→ Instructions for the task
In the data below, find every line that has the string "date", and copy it.

++++ Data listing

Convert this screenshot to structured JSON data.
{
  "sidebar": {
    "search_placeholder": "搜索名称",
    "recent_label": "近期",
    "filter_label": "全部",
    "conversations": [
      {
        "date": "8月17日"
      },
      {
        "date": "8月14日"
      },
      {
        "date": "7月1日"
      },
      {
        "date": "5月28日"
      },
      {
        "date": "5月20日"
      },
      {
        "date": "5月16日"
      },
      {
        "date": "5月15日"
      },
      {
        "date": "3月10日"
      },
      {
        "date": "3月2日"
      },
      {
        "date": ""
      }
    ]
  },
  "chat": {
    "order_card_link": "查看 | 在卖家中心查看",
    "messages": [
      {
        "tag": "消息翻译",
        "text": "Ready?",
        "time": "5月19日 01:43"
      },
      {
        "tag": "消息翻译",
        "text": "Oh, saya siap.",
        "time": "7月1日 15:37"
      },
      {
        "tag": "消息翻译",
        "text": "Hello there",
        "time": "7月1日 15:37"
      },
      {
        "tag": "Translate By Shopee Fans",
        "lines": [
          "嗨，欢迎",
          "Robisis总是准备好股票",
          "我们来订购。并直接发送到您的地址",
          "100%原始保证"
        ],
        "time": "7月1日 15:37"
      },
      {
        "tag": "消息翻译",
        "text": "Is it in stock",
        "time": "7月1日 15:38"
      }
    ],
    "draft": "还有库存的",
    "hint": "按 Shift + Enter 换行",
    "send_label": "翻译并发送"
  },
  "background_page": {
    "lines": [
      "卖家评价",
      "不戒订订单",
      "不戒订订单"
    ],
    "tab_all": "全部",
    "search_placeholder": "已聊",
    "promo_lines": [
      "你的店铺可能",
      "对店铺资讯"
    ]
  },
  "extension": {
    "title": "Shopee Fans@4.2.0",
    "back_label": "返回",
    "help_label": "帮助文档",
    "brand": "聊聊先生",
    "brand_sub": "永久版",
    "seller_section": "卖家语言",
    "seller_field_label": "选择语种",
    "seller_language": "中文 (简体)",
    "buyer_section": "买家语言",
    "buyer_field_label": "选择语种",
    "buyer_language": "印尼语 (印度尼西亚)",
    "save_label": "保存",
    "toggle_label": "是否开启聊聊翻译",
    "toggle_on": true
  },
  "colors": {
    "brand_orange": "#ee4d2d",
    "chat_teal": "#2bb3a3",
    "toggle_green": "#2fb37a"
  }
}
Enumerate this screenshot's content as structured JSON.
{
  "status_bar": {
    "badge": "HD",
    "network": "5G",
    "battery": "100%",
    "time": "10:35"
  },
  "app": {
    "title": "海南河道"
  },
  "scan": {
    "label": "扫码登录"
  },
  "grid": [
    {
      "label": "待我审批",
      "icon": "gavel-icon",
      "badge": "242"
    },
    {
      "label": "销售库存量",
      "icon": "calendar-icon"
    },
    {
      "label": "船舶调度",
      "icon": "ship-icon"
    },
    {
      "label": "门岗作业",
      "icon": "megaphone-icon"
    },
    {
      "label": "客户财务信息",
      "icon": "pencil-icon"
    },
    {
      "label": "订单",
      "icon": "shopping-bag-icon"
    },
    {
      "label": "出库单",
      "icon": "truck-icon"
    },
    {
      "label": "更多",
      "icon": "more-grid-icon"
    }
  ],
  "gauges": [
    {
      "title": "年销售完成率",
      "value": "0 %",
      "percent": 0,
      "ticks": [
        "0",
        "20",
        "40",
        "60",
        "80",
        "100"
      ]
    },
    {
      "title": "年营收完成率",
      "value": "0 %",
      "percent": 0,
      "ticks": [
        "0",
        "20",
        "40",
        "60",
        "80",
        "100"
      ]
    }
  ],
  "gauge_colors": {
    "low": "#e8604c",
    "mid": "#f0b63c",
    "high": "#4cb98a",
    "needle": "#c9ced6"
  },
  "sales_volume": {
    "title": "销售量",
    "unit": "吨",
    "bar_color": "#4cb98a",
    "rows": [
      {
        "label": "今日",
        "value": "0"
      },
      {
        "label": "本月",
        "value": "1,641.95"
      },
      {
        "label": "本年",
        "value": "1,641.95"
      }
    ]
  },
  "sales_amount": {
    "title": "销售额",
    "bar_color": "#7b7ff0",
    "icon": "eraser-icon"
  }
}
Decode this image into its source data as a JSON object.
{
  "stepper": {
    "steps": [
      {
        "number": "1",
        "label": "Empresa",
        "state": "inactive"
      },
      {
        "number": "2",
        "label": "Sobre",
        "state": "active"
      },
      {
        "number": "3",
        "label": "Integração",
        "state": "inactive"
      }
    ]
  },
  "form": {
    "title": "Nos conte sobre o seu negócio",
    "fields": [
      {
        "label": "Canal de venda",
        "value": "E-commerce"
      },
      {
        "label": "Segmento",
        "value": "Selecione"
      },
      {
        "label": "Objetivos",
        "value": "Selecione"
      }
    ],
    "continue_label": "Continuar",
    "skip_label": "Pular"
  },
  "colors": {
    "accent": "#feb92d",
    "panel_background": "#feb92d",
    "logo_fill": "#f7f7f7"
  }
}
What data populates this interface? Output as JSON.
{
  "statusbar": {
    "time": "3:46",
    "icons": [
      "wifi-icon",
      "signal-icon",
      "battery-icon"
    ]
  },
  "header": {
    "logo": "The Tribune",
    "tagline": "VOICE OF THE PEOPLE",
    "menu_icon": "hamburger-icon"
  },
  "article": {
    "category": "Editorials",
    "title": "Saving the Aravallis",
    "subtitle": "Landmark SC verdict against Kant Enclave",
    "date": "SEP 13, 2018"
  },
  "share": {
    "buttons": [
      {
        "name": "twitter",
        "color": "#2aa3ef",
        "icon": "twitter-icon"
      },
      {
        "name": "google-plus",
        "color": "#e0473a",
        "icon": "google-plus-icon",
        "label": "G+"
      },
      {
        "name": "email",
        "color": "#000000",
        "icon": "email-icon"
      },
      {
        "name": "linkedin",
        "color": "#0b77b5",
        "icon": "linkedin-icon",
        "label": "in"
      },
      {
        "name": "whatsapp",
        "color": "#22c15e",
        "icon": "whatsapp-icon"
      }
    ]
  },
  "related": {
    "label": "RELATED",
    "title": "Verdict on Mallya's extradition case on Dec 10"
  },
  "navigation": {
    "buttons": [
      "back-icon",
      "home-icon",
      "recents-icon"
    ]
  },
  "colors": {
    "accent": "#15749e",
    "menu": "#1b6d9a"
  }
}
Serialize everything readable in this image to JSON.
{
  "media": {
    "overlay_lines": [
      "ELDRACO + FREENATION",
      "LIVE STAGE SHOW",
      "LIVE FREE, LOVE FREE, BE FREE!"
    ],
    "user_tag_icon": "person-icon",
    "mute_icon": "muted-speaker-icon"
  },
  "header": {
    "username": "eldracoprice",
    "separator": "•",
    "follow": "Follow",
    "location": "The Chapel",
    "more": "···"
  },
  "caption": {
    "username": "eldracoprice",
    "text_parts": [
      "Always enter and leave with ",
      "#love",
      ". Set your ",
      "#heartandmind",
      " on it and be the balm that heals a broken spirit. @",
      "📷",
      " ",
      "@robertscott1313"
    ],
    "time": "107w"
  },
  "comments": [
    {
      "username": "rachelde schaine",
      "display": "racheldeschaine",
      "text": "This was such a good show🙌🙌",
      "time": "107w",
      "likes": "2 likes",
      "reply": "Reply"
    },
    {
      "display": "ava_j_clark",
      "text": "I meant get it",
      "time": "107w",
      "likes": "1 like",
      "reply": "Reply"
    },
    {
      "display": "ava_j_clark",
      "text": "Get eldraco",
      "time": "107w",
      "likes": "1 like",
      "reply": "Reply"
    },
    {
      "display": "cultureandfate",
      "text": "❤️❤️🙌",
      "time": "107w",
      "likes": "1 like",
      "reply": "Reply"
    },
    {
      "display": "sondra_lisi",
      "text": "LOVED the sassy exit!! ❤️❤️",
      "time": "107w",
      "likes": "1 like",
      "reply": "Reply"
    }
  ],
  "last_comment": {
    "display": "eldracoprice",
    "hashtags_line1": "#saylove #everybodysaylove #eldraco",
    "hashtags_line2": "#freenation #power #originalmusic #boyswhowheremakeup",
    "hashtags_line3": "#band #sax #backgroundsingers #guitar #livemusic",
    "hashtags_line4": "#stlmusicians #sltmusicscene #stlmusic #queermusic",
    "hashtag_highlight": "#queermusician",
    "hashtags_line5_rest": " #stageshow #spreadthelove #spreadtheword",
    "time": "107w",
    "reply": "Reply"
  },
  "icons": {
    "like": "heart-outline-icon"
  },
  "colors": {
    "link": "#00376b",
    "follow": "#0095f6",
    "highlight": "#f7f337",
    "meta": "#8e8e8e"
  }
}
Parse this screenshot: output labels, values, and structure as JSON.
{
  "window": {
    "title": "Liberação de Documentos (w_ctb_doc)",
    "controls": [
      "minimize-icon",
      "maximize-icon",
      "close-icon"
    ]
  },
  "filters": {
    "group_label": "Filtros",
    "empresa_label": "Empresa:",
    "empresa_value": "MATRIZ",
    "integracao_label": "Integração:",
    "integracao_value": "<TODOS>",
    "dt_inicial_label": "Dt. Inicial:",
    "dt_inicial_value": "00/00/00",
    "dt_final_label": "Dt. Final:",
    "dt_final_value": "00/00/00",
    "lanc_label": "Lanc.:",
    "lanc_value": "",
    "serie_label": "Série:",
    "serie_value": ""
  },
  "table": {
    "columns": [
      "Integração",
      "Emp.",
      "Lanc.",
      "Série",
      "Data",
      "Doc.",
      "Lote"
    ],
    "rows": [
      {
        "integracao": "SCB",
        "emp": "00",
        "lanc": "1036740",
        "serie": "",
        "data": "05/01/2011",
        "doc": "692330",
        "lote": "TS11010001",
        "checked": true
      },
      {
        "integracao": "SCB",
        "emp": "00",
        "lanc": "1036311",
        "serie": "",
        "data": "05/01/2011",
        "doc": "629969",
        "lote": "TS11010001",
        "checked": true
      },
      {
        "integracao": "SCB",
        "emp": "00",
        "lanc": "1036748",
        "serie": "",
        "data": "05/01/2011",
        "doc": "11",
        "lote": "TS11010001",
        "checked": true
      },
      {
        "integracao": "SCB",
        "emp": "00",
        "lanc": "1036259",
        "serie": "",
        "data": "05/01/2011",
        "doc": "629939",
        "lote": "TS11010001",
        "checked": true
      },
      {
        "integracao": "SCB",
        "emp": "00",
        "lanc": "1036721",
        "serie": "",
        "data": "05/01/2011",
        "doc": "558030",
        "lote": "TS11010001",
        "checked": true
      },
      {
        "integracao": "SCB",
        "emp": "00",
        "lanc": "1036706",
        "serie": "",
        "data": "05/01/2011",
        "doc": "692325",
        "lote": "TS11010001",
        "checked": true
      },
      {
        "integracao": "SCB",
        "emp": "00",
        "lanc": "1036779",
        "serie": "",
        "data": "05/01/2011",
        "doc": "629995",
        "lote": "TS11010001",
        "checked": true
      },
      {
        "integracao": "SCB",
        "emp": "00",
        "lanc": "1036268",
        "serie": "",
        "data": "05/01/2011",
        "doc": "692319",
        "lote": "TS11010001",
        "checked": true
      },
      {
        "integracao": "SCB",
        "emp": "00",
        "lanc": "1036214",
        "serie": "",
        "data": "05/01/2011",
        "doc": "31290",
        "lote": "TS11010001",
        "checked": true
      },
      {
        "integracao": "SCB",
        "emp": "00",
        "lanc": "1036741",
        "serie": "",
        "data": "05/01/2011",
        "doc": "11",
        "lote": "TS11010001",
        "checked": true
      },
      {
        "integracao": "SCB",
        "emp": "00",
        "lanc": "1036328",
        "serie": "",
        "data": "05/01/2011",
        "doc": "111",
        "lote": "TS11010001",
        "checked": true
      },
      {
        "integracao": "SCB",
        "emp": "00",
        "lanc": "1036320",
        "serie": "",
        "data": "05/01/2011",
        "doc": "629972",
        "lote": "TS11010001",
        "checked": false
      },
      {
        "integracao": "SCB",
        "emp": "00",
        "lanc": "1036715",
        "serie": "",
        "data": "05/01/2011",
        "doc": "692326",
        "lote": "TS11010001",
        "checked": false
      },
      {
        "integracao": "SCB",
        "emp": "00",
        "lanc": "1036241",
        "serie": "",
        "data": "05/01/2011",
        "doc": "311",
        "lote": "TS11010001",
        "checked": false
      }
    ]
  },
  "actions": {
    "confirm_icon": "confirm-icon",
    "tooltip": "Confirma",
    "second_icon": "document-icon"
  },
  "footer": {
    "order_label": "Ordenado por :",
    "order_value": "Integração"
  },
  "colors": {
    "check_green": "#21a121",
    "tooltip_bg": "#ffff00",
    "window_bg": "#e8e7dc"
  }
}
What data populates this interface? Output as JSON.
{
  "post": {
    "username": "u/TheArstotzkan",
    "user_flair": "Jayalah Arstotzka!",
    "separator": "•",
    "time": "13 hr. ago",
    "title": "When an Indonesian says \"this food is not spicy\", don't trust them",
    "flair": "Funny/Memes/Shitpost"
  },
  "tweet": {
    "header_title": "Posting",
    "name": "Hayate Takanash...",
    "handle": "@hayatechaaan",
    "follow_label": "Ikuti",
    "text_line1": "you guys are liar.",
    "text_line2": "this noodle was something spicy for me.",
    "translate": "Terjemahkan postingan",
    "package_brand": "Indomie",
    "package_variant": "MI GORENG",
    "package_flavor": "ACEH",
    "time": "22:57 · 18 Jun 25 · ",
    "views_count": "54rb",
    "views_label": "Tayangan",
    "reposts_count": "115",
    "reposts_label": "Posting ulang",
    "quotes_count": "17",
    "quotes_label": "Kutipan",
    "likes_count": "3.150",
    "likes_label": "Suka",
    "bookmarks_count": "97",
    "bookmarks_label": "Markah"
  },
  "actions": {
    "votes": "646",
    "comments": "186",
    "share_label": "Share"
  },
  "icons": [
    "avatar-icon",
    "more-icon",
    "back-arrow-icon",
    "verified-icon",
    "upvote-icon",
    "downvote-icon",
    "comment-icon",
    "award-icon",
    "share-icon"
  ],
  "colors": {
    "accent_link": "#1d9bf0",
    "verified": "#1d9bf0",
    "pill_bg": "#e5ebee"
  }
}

++++++++

→ Completed exercise
        "date": "8月17日"
        "date": "8月14日"
        "date": "7月1日"
        "date": "5月28日"
        "date": "5月20日"
        "date": "5月16日"
        "date": "5月15日"
        "date": "3月10日"
        "date": "3月2日"
        "date": ""
    "date": "SEP 13, 2018"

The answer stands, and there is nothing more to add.